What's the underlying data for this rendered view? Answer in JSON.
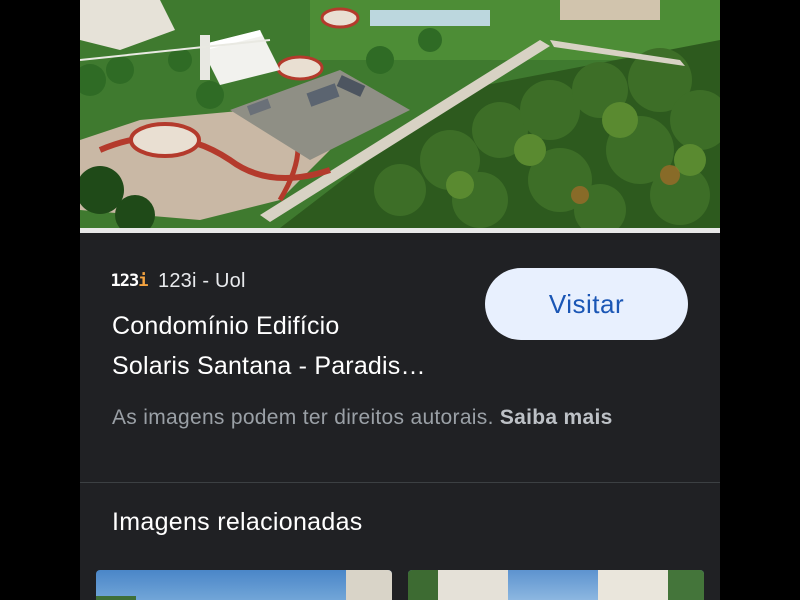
{
  "result": {
    "source_name": "123i - Uol",
    "source_logo": {
      "digits": "123",
      "letter": "i"
    },
    "title_line1": "Condomínio Edifício",
    "title_line2": "Solaris Santana - Paradis…",
    "visit_label": "Visitar",
    "copyright_text": "As imagens podem ter direitos autorais.",
    "learn_more_label": "Saiba mais"
  },
  "related": {
    "title": "Imagens relacionadas"
  },
  "colors": {
    "background": "#202124",
    "button_bg": "#e8f0fe",
    "button_text": "#1a56b5",
    "muted_text": "#9aa0a6"
  }
}
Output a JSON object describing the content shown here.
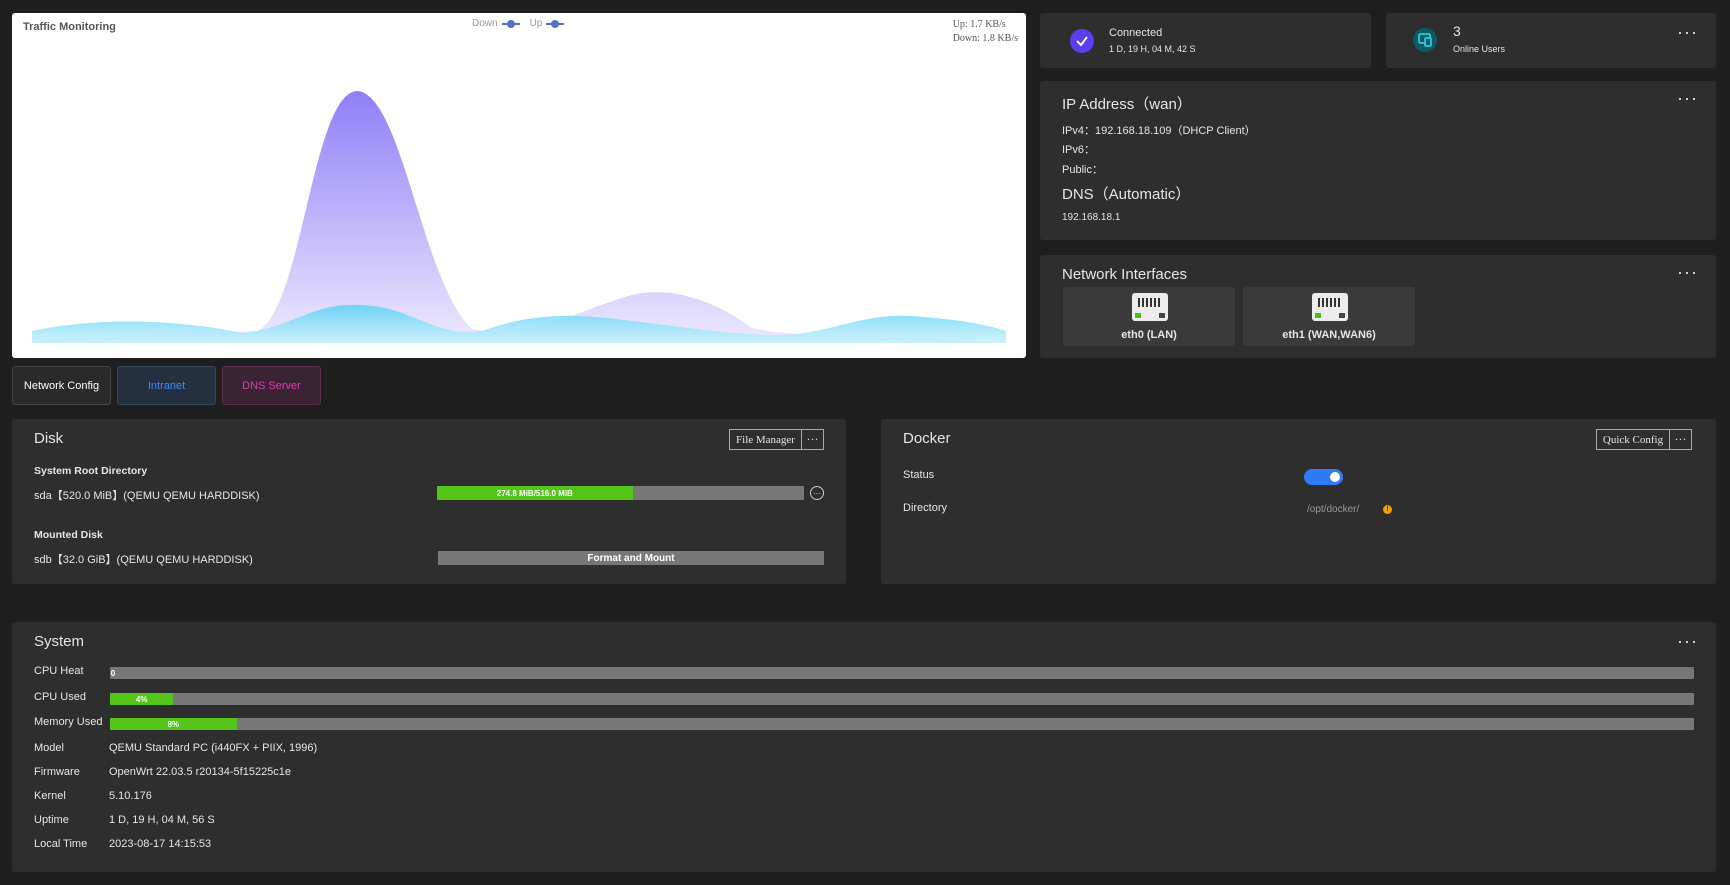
{
  "traffic": {
    "title": "Traffic Monitoring",
    "legend": {
      "down": "Down",
      "up": "Up"
    },
    "rates": {
      "up": "Up: 1.7 KB/s",
      "down": "Down: 1.8 KB/s"
    },
    "colors": {
      "down": "#8a7cf5",
      "up": "#5bd2f5"
    }
  },
  "connection": {
    "status": "Connected",
    "duration": "1 D, 19 H, 04 M, 42 S",
    "icon": "check-icon"
  },
  "online": {
    "count": "3",
    "label": "Online Users",
    "icon": "devices-icon"
  },
  "ip": {
    "title": "IP Address（wan）",
    "ipv4_label": "IPv4：",
    "ipv4_value": "192.168.18.109（DHCP Client）",
    "ipv6_label": "IPv6：",
    "public_label": "Public：",
    "dns_title": "DNS（Automatic）",
    "dns_value": "192.168.18.1"
  },
  "interfaces": {
    "title": "Network Interfaces",
    "items": [
      {
        "name": "eth0 (LAN)"
      },
      {
        "name": "eth1 (WAN,WAN6)"
      }
    ]
  },
  "tabs": [
    {
      "label": "Network Config",
      "color": "#ffffff"
    },
    {
      "label": "Intranet",
      "color": "#3b8cff"
    },
    {
      "label": "DNS Server",
      "color": "#e33ab0"
    }
  ],
  "disk": {
    "title": "Disk",
    "file_manager": "File Manager",
    "root_heading": "System Root Directory",
    "root_disk": "sda【520.0 MiB】(QEMU QEMU HARDDISK)",
    "root_usage": "274.8 MiB/516.0 MiB",
    "root_usage_fraction": 0.533,
    "mounted_heading": "Mounted Disk",
    "mounted_disk": "sdb【32.0 GiB】(QEMU QEMU HARDDISK)",
    "format_button": "Format and Mount"
  },
  "docker": {
    "title": "Docker",
    "quick_config": "Quick Config",
    "status_label": "Status",
    "status_on": true,
    "directory_label": "Directory",
    "directory_value": "/opt/docker/"
  },
  "system": {
    "title": "System",
    "cpu_heat_label": "CPU Heat",
    "cpu_heat_value": "0",
    "cpu_heat_fraction": 0,
    "cpu_used_label": "CPU Used",
    "cpu_used_value": "4%",
    "cpu_used_fraction": 0.04,
    "mem_used_label": "Memory Used",
    "mem_used_value": "8%",
    "mem_used_fraction": 0.08,
    "model_label": "Model",
    "model_value": "QEMU Standard PC (i440FX + PIIX, 1996)",
    "firmware_label": "Firmware",
    "firmware_value": "OpenWrt 22.03.5 r20134-5f15225c1e",
    "kernel_label": "Kernel",
    "kernel_value": "5.10.176",
    "uptime_label": "Uptime",
    "uptime_value": "1 D, 19 H, 04 M, 56 S",
    "localtime_label": "Local Time",
    "localtime_value": "2023-08-17 14:15:53"
  },
  "more_label": "···"
}
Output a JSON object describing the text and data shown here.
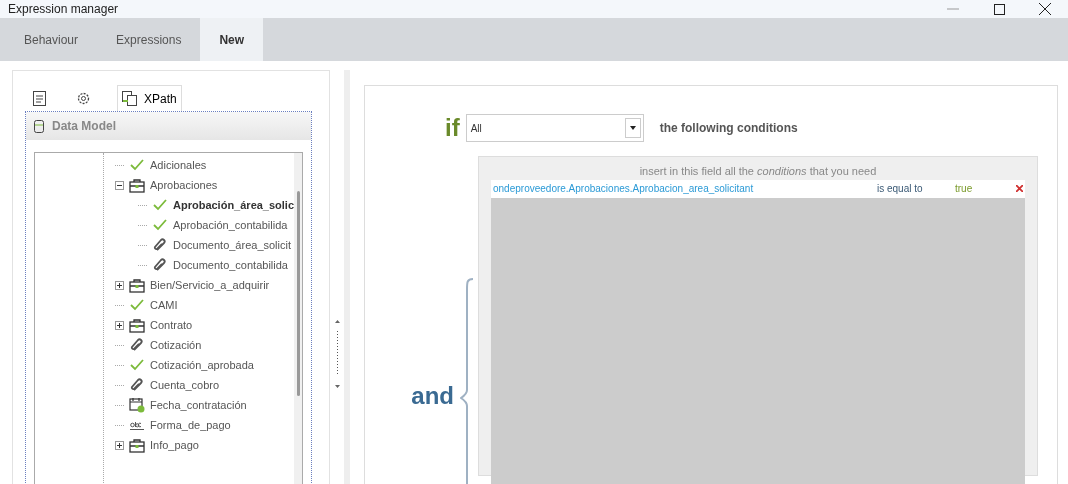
{
  "window": {
    "title": "Expression manager"
  },
  "tabs": [
    {
      "label": "Behaviour",
      "selected": false
    },
    {
      "label": "Expressions",
      "selected": false
    },
    {
      "label": "New",
      "selected": true
    }
  ],
  "left_panel": {
    "tool_tabs": [
      {
        "kind": "document",
        "selected": false
      },
      {
        "kind": "gear",
        "selected": false
      },
      {
        "kind": "xpath",
        "label": "XPath",
        "selected": true
      }
    ],
    "header": "Data Model",
    "tree": [
      {
        "label": "Adicionales",
        "kind": "boolean",
        "selected": false
      },
      {
        "label": "Aprobaciones",
        "kind": "entity",
        "expanded": true,
        "selected": false,
        "children": [
          {
            "label": "Aprobación_área_solic",
            "kind": "boolean",
            "selected": true
          },
          {
            "label": "Aprobación_contabilida",
            "kind": "boolean",
            "selected": false
          },
          {
            "label": "Documento_área_solicit",
            "kind": "file",
            "selected": false
          },
          {
            "label": "Documento_contabilida",
            "kind": "file",
            "selected": false
          }
        ]
      },
      {
        "label": "Bien/Servicio_a_adquirir",
        "kind": "entity",
        "expanded": false,
        "selected": false
      },
      {
        "label": "CAMI",
        "kind": "boolean",
        "selected": false
      },
      {
        "label": "Contrato",
        "kind": "entity",
        "expanded": false,
        "selected": false
      },
      {
        "label": "Cotización",
        "kind": "file",
        "selected": false
      },
      {
        "label": "Cotización_aprobada",
        "kind": "boolean",
        "selected": false
      },
      {
        "label": "Cuenta_cobro",
        "kind": "file",
        "selected": false
      },
      {
        "label": "Fecha_contratación",
        "kind": "date",
        "selected": false
      },
      {
        "label": "Forma_de_pago",
        "kind": "text",
        "selected": false
      },
      {
        "label": "Info_pago",
        "kind": "entity",
        "expanded": false,
        "selected": false
      }
    ]
  },
  "editor": {
    "if_label": "if",
    "quantifier": {
      "value": "All"
    },
    "following": "the following conditions",
    "and_label": "and",
    "hint": "insert in this field all the *conditions* that you need",
    "conditions": [
      {
        "field": "ondeproveedore.Aprobaciones.Aprobacion_area_solicitant",
        "operator": "is equal to",
        "value": "true"
      }
    ]
  }
}
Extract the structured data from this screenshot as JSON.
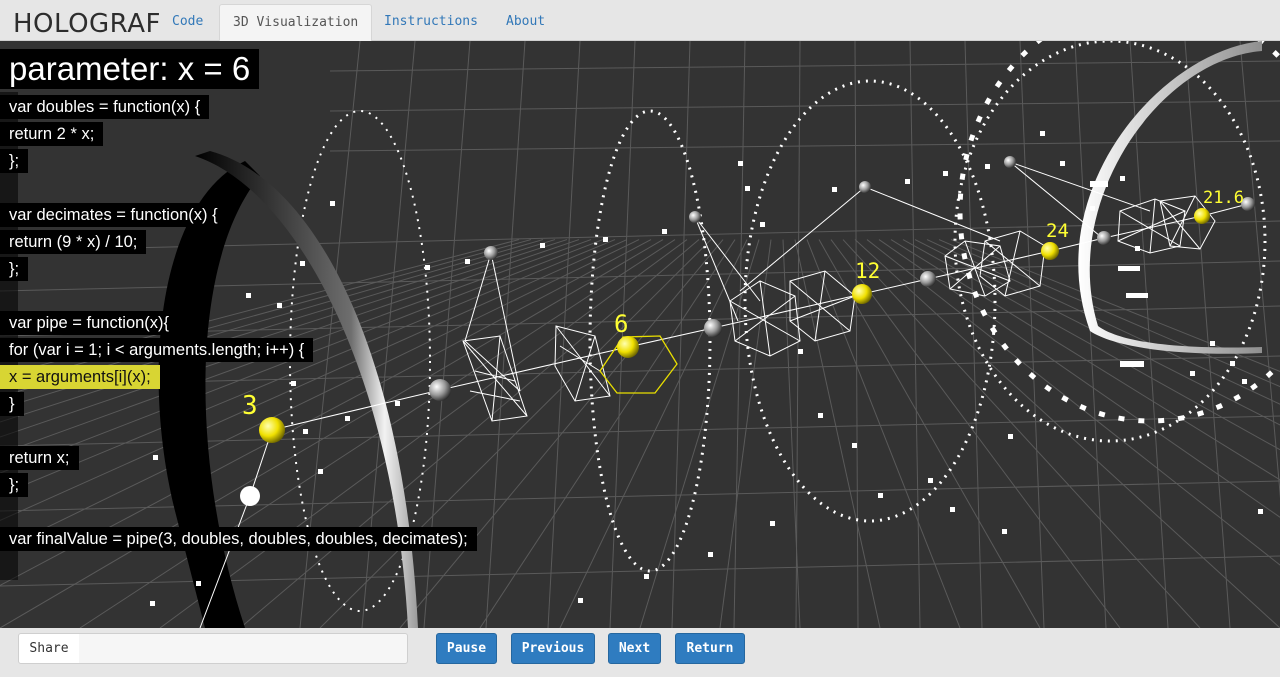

::::::::

▸ Goal
Copy out the whole listing exactly, and don't carry over any pictures.

▸ Exercise solution
What's the underlying data for this rendered view? Answer in JSON.
{
  "result": {
    "source_name": "123i - Uol",
    "source_logo": {
      "digits": "123",
      "letter": "i"
    },
    "title_line1": "Condomínio Edifício",
    "title_line2": "Solaris Santana - Paradis…",
    "visit_label": "Visitar",
    "copyright_text": "As imagens podem ter direitos autorais.",
    "learn_more_label": "Saiba mais"
  },
  "related": {
    "title": "Imagens relacionadas"
  },
  "colors": {
    "background": "#202124",
    "button_bg": "#e8f0fe",
    "button_text": "#1a56b5",
    "muted_text": "#9aa0a6"
  }
}
Output a JSON object describing the content shown here.
{
  "traffic": {
    "title": "Traffic Monitoring",
    "legend": {
      "down": "Down",
      "up": "Up"
    },
    "rates": {
      "up": "Up: 1.7 KB/s",
      "down": "Down: 1.8 KB/s"
    },
    "colors": {
      "down": "#8a7cf5",
      "up": "#5bd2f5"
    }
  },
  "connection": {
    "status": "Connected",
    "duration": "1 D, 19 H, 04 M, 42 S",
    "icon": "check-icon"
  },
  "online": {
    "count": "3",
    "label": "Online Users",
    "icon": "devices-icon"
  },
  "ip": {
    "title": "IP Address（wan）",
    "ipv4_label": "IPv4：",
    "ipv4_value": "192.168.18.109（DHCP Client）",
    "ipv6_label": "IPv6：",
    "public_label": "Public：",
    "dns_title": "DNS（Automatic）",
    "dns_value": "192.168.18.1"
  },
  "interfaces": {
    "title": "Network Interfaces",
    "items": [
      {
        "name": "eth0 (LAN)"
      },
      {
        "name": "eth1 (WAN,WAN6)"
      }
    ]
  },
  "tabs": [
    {
      "label": "Network Config",
      "color": "#ffffff"
    },
    {
      "label": "Intranet",
      "color": "#3b8cff"
    },
    {
      "label": "DNS Server",
      "color": "#e33ab0"
    }
  ],
  "disk": {
    "title": "Disk",
    "file_manager": "File Manager",
    "root_heading": "System Root Directory",
    "root_disk": "sda【520.0 MiB】(QEMU QEMU HARDDISK)",
    "root_usage": "274.8 MiB/516.0 MiB",
    "root_usage_fraction": 0.533,
    "mounted_heading": "Mounted Disk",
    "mounted_disk": "sdb【32.0 GiB】(QEMU QEMU HARDDISK)",
    "format_button": "Format and Mount"
  },
  "docker": {
    "title": "Docker",
    "quick_config": "Quick Config",
    "status_label": "Status",
    "status_on": true,
    "directory_label": "Directory",
    "directory_value": "/opt/docker/"
  },
  "system": {
    "title": "System",
    "cpu_heat_label": "CPU Heat",
    "cpu_heat_value": "0",
    "cpu_heat_fraction": 0,
    "cpu_used_label": "CPU Used",
    "cpu_used_value": "4%",
    "cpu_used_fraction": 0.04,
    "mem_used_label": "Memory Used",
    "mem_used_value": "8%",
    "mem_used_fraction": 0.08,
    "model_label": "Model",
    "model_value": "QEMU Standard PC (i440FX + PIIX, 1996)",
    "firmware_label": "Firmware",
    "firmware_value": "OpenWrt 22.03.5 r20134-5f15225c1e",
    "kernel_label": "Kernel",
    "kernel_value": "5.10.176",
    "uptime_label": "Uptime",
    "uptime_value": "1 D, 19 H, 04 M, 56 S",
    "localtime_label": "Local Time",
    "localtime_value": "2023-08-17 14:15:53"
  },
  "more_label": "···"
}
Output a JSON object describing the text and data shown here.
{
  "window": {
    "title": "Expression manager"
  },
  "tabs": [
    {
      "label": "Behaviour",
      "selected": false
    },
    {
      "label": "Expressions",
      "selected": false
    },
    {
      "label": "New",
      "selected": true
    }
  ],
  "left_panel": {
    "tool_tabs": [
      {
        "kind": "document",
        "selected": false
      },
      {
        "kind": "gear",
        "selected": false
      },
      {
        "kind": "xpath",
        "label": "XPath",
        "selected": true
      }
    ],
    "header": "Data Model",
    "tree": [
      {
        "label": "Adicionales",
        "kind": "boolean",
        "selected": false
      },
      {
        "label": "Aprobaciones",
        "kind": "entity",
        "expanded": true,
        "selected": false,
        "children": [
          {
            "label": "Aprobación_área_solic",
            "kind": "boolean",
            "selected": true
          },
          {
            "label": "Aprobación_contabilida",
            "kind": "boolean",
            "selected": false
          },
          {
            "label": "Documento_área_solicit",
            "kind": "file",
            "selected": false
          },
          {
            "label": "Documento_contabilida",
            "kind": "file",
            "selected": false
          }
        ]
      },
      {
        "label": "Bien/Servicio_a_adquirir",
        "kind": "entity",
        "expanded": false,
        "selected": false
      },
      {
        "label": "CAMI",
        "kind": "boolean",
        "selected": false
      },
      {
        "label": "Contrato",
        "kind": "entity",
        "expanded": false,
        "selected": false
      },
      {
        "label": "Cotización",
        "kind": "file",
        "selected": false
      },
      {
        "label": "Cotización_aprobada",
        "kind": "boolean",
        "selected": false
      },
      {
        "label": "Cuenta_cobro",
        "kind": "file",
        "selected": false
      },
      {
        "label": "Fecha_contratación",
        "kind": "date",
        "selected": false
      },
      {
        "label": "Forma_de_pago",
        "kind": "text",
        "selected": false
      },
      {
        "label": "Info_pago",
        "kind": "entity",
        "expanded": false,
        "selected": false
      }
    ]
  },
  "editor": {
    "if_label": "if",
    "quantifier": {
      "value": "All"
    },
    "following": "the following conditions",
    "and_label": "and",
    "hint": "insert in this field all the *conditions* that you need",
    "conditions": [
      {
        "field": "ondeproveedore.Aprobaciones.Aprobacion_area_solicitant",
        "operator": "is equal to",
        "value": "true"
      }
    ]
  }
}
Extract the structured data from this screenshot as JSON.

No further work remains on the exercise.